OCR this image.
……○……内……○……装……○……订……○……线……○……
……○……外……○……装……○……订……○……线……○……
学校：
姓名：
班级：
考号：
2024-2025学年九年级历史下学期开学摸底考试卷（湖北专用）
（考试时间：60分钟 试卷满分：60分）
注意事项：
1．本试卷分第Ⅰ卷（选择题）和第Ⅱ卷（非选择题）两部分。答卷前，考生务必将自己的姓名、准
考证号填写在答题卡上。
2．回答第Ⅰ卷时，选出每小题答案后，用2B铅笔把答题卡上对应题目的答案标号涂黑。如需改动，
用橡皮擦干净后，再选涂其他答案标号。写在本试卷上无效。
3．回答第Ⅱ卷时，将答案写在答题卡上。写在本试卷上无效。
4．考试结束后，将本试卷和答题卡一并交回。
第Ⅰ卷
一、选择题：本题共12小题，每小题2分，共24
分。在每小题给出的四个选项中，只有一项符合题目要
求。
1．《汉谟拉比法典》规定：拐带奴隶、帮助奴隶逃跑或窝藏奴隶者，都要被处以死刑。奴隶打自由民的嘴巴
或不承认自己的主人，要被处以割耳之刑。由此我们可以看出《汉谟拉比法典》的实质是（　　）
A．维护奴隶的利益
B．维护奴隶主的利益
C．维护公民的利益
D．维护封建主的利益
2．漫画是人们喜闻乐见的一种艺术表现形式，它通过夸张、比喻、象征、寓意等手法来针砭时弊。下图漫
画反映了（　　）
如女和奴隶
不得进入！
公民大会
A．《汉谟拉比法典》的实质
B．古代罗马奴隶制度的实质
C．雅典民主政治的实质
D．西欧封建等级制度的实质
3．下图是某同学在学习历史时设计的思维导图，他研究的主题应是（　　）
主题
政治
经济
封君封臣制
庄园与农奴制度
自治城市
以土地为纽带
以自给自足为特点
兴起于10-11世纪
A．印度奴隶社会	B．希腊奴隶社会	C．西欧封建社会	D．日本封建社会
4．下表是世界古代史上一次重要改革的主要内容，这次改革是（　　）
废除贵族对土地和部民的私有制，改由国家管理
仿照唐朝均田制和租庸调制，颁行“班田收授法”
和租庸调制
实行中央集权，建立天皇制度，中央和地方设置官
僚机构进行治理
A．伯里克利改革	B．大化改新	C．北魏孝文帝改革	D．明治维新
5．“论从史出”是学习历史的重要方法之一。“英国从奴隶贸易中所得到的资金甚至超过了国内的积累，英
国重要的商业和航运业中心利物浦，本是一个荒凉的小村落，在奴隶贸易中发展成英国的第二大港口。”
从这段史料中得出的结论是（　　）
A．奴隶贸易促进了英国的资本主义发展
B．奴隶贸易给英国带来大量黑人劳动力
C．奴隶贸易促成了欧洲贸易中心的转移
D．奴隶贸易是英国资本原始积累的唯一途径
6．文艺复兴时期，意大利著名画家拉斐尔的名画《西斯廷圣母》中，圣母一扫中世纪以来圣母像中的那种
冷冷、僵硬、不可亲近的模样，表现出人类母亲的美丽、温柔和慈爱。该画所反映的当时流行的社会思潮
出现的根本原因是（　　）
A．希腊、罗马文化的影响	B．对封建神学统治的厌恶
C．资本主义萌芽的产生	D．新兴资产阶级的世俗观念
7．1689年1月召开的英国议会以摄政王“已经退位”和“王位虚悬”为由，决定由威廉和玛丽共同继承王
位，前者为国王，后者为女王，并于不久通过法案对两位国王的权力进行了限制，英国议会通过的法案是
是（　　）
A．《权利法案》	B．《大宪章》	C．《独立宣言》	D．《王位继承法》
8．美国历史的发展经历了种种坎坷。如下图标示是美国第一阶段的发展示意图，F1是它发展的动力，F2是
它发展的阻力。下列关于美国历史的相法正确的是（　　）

********

_Given request_
Reproduce the entries above exactly.

_Result of the task_
OCR this image.
……○……内……○……装……○……订……○……线……○……
……○……外……○……装……○……订……○……线……○……
学校：
姓名：
班级：
考号：
2024-2025学年九年级历史下学期开学摸底考试卷（湖北专用）
（考试时间：60分钟 试卷满分：60分）
注意事项：
1．本试卷分第Ⅰ卷（选择题）和第Ⅱ卷（非选择题）两部分。答卷前，考生务必将自己的姓名、准
考证号填写在答题卡上。
2．回答第Ⅰ卷时，选出每小题答案后，用2B铅笔把答题卡上对应题目的答案标号涂黑。如需改动，
用橡皮擦干净后，再选涂其他答案标号。写在本试卷上无效。
3．回答第Ⅱ卷时，将答案写在答题卡上。写在本试卷上无效。
4．考试结束后，将本试卷和答题卡一并交回。
第Ⅰ卷
一、选择题：本题共12小题，每小题2分，共24
分。在每小题给出的四个选项中，只有一项符合题目要
求。
1．《汉谟拉比法典》规定：拐带奴隶、帮助奴隶逃跑或窝藏奴隶者，都要被处以死刑。奴隶打自由民的嘴巴
或不承认自己的主人，要被处以割耳之刑。由此我们可以看出《汉谟拉比法典》的实质是（　　）
A．维护奴隶的利益
B．维护奴隶主的利益
C．维护公民的利益
D．维护封建主的利益
2．漫画是人们喜闻乐见的一种艺术表现形式，它通过夸张、比喻、象征、寓意等手法来针砭时弊。下图漫
画反映了（　　）
如女和奴隶
不得进入！
公民大会
A．《汉谟拉比法典》的实质
B．古代罗马奴隶制度的实质
C．雅典民主政治的实质
D．西欧封建等级制度的实质
3．下图是某同学在学习历史时设计的思维导图，他研究的主题应是（　　）
主题
政治
经济
封君封臣制
庄园与农奴制度
自治城市
以土地为纽带
以自给自足为特点
兴起于10-11世纪
A．印度奴隶社会	B．希腊奴隶社会	C．西欧封建社会	D．日本封建社会
4．下表是世界古代史上一次重要改革的主要内容，这次改革是（　　）
废除贵族对土地和部民的私有制，改由国家管理
仿照唐朝均田制和租庸调制，颁行“班田收授法”
和租庸调制
实行中央集权，建立天皇制度，中央和地方设置官
僚机构进行治理
A．伯里克利改革	B．大化改新	C．北魏孝文帝改革	D．明治维新
5．“论从史出”是学习历史的重要方法之一。“英国从奴隶贸易中所得到的资金甚至超过了国内的积累，英
国重要的商业和航运业中心利物浦，本是一个荒凉的小村落，在奴隶贸易中发展成英国的第二大港口。”
从这段史料中得出的结论是（　　）
A．奴隶贸易促进了英国的资本主义发展
B．奴隶贸易给英国带来大量黑人劳动力
C．奴隶贸易促成了欧洲贸易中心的转移
D．奴隶贸易是英国资本原始积累的唯一途径
6．文艺复兴时期，意大利著名画家拉斐尔的名画《西斯廷圣母》中，圣母一扫中世纪以来圣母像中的那种
冷冷、僵硬、不可亲近的模样，表现出人类母亲的美丽、温柔和慈爱。该画所反映的当时流行的社会思潮
出现的根本原因是（　　）
A．希腊、罗马文化的影响	B．对封建神学统治的厌恶
C．资本主义萌芽的产生	D．新兴资产阶级的世俗观念
7．1689年1月召开的英国议会以摄政王“已经退位”和“王位虚悬”为由，决定由威廉和玛丽共同继承王
位，前者为国王，后者为女王，并于不久通过法案对两位国王的权力进行了限制，英国议会通过的法案是
是（　　）
A．《权利法案》	B．《大宪章》	C．《独立宣言》	D．《王位继承法》
8．美国历史的发展经历了种种坎坷。如下图标示是美国第一阶段的发展示意图，F1是它发展的动力，F2是
它发展的阻力。下列关于美国历史的相法正确的是（　　）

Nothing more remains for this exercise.